Exercise data:
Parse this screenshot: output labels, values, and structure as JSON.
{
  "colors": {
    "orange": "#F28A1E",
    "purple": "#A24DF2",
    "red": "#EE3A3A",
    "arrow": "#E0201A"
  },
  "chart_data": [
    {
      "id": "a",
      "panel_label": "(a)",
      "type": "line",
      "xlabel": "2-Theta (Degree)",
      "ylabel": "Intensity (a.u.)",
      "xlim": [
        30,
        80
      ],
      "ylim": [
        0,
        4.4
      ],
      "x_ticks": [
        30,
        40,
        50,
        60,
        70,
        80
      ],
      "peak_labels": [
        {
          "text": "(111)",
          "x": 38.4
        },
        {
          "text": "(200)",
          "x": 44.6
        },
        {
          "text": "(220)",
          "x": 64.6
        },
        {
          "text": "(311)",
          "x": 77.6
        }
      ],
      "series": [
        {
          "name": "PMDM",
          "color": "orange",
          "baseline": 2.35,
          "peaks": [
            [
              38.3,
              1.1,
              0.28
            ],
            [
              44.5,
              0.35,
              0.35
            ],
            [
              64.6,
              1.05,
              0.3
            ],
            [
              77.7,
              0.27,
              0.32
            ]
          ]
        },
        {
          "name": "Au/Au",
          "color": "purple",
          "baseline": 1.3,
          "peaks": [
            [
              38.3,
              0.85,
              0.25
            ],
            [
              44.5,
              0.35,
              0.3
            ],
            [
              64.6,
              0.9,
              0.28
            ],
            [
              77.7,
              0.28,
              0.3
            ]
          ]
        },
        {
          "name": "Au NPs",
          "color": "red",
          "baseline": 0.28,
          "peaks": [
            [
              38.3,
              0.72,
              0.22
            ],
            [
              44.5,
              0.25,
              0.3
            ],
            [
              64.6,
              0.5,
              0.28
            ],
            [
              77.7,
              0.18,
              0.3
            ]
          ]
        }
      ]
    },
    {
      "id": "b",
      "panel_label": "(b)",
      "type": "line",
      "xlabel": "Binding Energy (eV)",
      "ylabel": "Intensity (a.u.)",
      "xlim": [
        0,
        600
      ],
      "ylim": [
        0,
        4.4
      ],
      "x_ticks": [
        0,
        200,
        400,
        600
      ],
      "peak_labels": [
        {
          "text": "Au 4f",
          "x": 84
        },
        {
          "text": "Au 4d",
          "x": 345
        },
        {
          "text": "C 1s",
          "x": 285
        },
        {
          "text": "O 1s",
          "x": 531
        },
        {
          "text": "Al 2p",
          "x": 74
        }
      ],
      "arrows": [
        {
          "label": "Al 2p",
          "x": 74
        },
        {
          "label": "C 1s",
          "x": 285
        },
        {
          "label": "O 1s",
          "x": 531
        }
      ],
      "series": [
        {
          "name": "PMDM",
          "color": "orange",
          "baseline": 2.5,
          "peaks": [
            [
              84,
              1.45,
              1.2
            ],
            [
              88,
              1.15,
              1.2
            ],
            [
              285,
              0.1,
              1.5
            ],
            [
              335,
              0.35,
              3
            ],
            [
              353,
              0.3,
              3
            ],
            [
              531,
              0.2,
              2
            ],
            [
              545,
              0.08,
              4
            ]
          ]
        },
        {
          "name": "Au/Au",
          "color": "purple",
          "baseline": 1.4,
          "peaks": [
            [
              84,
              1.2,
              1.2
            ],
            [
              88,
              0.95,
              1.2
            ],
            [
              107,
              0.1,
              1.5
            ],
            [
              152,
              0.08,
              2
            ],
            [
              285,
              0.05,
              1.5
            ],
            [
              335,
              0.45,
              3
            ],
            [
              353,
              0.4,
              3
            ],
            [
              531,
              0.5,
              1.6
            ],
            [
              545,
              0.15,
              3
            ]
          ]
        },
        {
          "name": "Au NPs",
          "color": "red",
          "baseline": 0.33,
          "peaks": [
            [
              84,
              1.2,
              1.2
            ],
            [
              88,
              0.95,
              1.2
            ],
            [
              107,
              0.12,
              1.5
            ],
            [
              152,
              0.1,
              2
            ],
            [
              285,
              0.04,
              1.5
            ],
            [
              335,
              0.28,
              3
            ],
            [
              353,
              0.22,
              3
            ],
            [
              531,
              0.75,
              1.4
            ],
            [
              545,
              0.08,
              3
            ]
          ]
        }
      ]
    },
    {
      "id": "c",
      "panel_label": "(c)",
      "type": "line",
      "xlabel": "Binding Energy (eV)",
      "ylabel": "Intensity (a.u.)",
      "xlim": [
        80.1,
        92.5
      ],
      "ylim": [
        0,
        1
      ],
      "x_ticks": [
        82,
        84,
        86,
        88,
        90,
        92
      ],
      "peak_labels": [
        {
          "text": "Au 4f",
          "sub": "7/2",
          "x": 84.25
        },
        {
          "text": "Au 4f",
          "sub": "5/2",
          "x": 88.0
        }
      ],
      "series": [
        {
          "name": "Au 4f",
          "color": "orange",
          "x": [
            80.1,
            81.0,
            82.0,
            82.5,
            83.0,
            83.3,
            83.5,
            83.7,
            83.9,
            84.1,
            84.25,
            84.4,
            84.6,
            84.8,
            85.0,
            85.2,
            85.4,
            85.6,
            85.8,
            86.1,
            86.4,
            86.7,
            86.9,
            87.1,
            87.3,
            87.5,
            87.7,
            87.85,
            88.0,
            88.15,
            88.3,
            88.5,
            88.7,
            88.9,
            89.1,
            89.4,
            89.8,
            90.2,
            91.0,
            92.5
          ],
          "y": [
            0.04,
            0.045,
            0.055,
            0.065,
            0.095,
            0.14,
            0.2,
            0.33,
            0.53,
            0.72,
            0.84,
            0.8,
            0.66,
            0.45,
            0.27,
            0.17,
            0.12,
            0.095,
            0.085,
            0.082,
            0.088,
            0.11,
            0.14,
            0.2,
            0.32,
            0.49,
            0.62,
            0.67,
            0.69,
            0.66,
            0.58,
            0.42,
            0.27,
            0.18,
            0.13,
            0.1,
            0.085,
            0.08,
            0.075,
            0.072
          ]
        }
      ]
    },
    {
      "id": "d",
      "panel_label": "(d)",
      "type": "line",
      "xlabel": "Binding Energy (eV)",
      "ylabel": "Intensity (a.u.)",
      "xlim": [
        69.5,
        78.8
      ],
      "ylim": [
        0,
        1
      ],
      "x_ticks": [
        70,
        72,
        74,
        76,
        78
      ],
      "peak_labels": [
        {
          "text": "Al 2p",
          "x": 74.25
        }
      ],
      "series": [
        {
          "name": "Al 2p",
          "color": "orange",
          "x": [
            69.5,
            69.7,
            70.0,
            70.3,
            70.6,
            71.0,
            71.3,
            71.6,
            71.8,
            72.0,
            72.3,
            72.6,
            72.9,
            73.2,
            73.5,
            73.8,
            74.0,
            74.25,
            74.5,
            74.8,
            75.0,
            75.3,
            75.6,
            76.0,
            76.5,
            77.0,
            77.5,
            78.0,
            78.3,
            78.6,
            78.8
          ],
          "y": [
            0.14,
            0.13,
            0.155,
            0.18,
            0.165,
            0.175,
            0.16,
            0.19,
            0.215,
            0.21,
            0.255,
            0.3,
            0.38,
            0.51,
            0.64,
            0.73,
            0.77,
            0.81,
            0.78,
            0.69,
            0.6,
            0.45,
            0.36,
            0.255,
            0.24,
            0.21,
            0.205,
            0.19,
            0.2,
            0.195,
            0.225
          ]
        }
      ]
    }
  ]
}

Problem statement:
Copy down the material exactly as written.

Result:
Parse this screenshot: output labels, values, and structure as JSON.
{
  "colors": {
    "orange": "#F28A1E",
    "purple": "#A24DF2",
    "red": "#EE3A3A",
    "arrow": "#E0201A"
  },
  "chart_data": [
    {
      "id": "a",
      "panel_label": "(a)",
      "type": "line",
      "xlabel": "2-Theta (Degree)",
      "ylabel": "Intensity (a.u.)",
      "xlim": [
        30,
        80
      ],
      "ylim": [
        0,
        4.4
      ],
      "x_ticks": [
        30,
        40,
        50,
        60,
        70,
        80
      ],
      "peak_labels": [
        {
          "text": "(111)",
          "x": 38.4
        },
        {
          "text": "(200)",
          "x": 44.6
        },
        {
          "text": "(220)",
          "x": 64.6
        },
        {
          "text": "(311)",
          "x": 77.6
        }
      ],
      "series": [
        {
          "name": "PMDM",
          "color": "orange",
          "baseline": 2.35,
          "peaks": [
            [
              38.3,
              1.1,
              0.28
            ],
            [
              44.5,
              0.35,
              0.35
            ],
            [
              64.6,
              1.05,
              0.3
            ],
            [
              77.7,
              0.27,
              0.32
            ]
          ]
        },
        {
          "name": "Au/Au",
          "color": "purple",
          "baseline": 1.3,
          "peaks": [
            [
              38.3,
              0.85,
              0.25
            ],
            [
              44.5,
              0.35,
              0.3
            ],
            [
              64.6,
              0.9,
              0.28
            ],
            [
              77.7,
              0.28,
              0.3
            ]
          ]
        },
        {
          "name": "Au NPs",
          "color": "red",
          "baseline": 0.28,
          "peaks": [
            [
              38.3,
              0.72,
              0.22
            ],
            [
              44.5,
              0.25,
              0.3
            ],
            [
              64.6,
              0.5,
              0.28
            ],
            [
              77.7,
              0.18,
              0.3
            ]
          ]
        }
      ]
    },
    {
      "id": "b",
      "panel_label": "(b)",
      "type": "line",
      "xlabel": "Binding Energy (eV)",
      "ylabel": "Intensity (a.u.)",
      "xlim": [
        0,
        600
      ],
      "ylim": [
        0,
        4.4
      ],
      "x_ticks": [
        0,
        200,
        400,
        600
      ],
      "peak_labels": [
        {
          "text": "Au 4f",
          "x": 84
        },
        {
          "text": "Au 4d",
          "x": 345
        },
        {
          "text": "C 1s",
          "x": 285
        },
        {
          "text": "O 1s",
          "x": 531
        },
        {
          "text": "Al 2p",
          "x": 74
        }
      ],
      "arrows": [
        {
          "label": "Al 2p",
          "x": 74
        },
        {
          "label": "C 1s",
          "x": 285
        },
        {
          "label": "O 1s",
          "x": 531
        }
      ],
      "series": [
        {
          "name": "PMDM",
          "color": "orange",
          "baseline": 2.5,
          "peaks": [
            [
              84,
              1.45,
              1.2
            ],
            [
              88,
              1.15,
              1.2
            ],
            [
              285,
              0.1,
              1.5
            ],
            [
              335,
              0.35,
              3
            ],
            [
              353,
              0.3,
              3
            ],
            [
              531,
              0.2,
              2
            ],
            [
              545,
              0.08,
              4
            ]
          ]
        },
        {
          "name": "Au/Au",
          "color": "purple",
          "baseline": 1.4,
          "peaks": [
            [
              84,
              1.2,
              1.2
            ],
            [
              88,
              0.95,
              1.2
            ],
            [
              107,
              0.1,
              1.5
            ],
            [
              152,
              0.08,
              2
            ],
            [
              285,
              0.05,
              1.5
            ],
            [
              335,
              0.45,
              3
            ],
            [
              353,
              0.4,
              3
            ],
            [
              531,
              0.5,
              1.6
            ],
            [
              545,
              0.15,
              3
            ]
          ]
        },
        {
          "name": "Au NPs",
          "color": "red",
          "baseline": 0.33,
          "peaks": [
            [
              84,
              1.2,
              1.2
            ],
            [
              88,
              0.95,
              1.2
            ],
            [
              107,
              0.12,
              1.5
            ],
            [
              152,
              0.1,
              2
            ],
            [
              285,
              0.04,
              1.5
            ],
            [
              335,
              0.28,
              3
            ],
            [
              353,
              0.22,
              3
            ],
            [
              531,
              0.75,
              1.4
            ],
            [
              545,
              0.08,
              3
            ]
          ]
        }
      ]
    },
    {
      "id": "c",
      "panel_label": "(c)",
      "type": "line",
      "xlabel": "Binding Energy (eV)",
      "ylabel": "Intensity (a.u.)",
      "xlim": [
        80.1,
        92.5
      ],
      "ylim": [
        0,
        1
      ],
      "x_ticks": [
        82,
        84,
        86,
        88,
        90,
        92
      ],
      "peak_labels": [
        {
          "text": "Au 4f",
          "sub": "7/2",
          "x": 84.25
        },
        {
          "text": "Au 4f",
          "sub": "5/2",
          "x": 88.0
        }
      ],
      "series": [
        {
          "name": "Au 4f",
          "color": "orange",
          "x": [
            80.1,
            81.0,
            82.0,
            82.5,
            83.0,
            83.3,
            83.5,
            83.7,
            83.9,
            84.1,
            84.25,
            84.4,
            84.6,
            84.8,
            85.0,
            85.2,
            85.4,
            85.6,
            85.8,
            86.1,
            86.4,
            86.7,
            86.9,
            87.1,
            87.3,
            87.5,
            87.7,
            87.85,
            88.0,
            88.15,
            88.3,
            88.5,
            88.7,
            88.9,
            89.1,
            89.4,
            89.8,
            90.2,
            91.0,
            92.5
          ],
          "y": [
            0.04,
            0.045,
            0.055,
            0.065,
            0.095,
            0.14,
            0.2,
            0.33,
            0.53,
            0.72,
            0.84,
            0.8,
            0.66,
            0.45,
            0.27,
            0.17,
            0.12,
            0.095,
            0.085,
            0.082,
            0.088,
            0.11,
            0.14,
            0.2,
            0.32,
            0.49,
            0.62,
            0.67,
            0.69,
            0.66,
            0.58,
            0.42,
            0.27,
            0.18,
            0.13,
            0.1,
            0.085,
            0.08,
            0.075,
            0.072
          ]
        }
      ]
    },
    {
      "id": "d",
      "panel_label": "(d)",
      "type": "line",
      "xlabel": "Binding Energy (eV)",
      "ylabel": "Intensity (a.u.)",
      "xlim": [
        69.5,
        78.8
      ],
      "ylim": [
        0,
        1
      ],
      "x_ticks": [
        70,
        72,
        74,
        76,
        78
      ],
      "peak_labels": [
        {
          "text": "Al 2p",
          "x": 74.25
        }
      ],
      "series": [
        {
          "name": "Al 2p",
          "color": "orange",
          "x": [
            69.5,
            69.7,
            70.0,
            70.3,
            70.6,
            71.0,
            71.3,
            71.6,
            71.8,
            72.0,
            72.3,
            72.6,
            72.9,
            73.2,
            73.5,
            73.8,
            74.0,
            74.25,
            74.5,
            74.8,
            75.0,
            75.3,
            75.6,
            76.0,
            76.5,
            77.0,
            77.5,
            78.0,
            78.3,
            78.6,
            78.8
          ],
          "y": [
            0.14,
            0.13,
            0.155,
            0.18,
            0.165,
            0.175,
            0.16,
            0.19,
            0.215,
            0.21,
            0.255,
            0.3,
            0.38,
            0.51,
            0.64,
            0.73,
            0.77,
            0.81,
            0.78,
            0.69,
            0.6,
            0.45,
            0.36,
            0.255,
            0.24,
            0.21,
            0.205,
            0.19,
            0.2,
            0.195,
            0.225
          ]
        }
      ]
    }
  ]
}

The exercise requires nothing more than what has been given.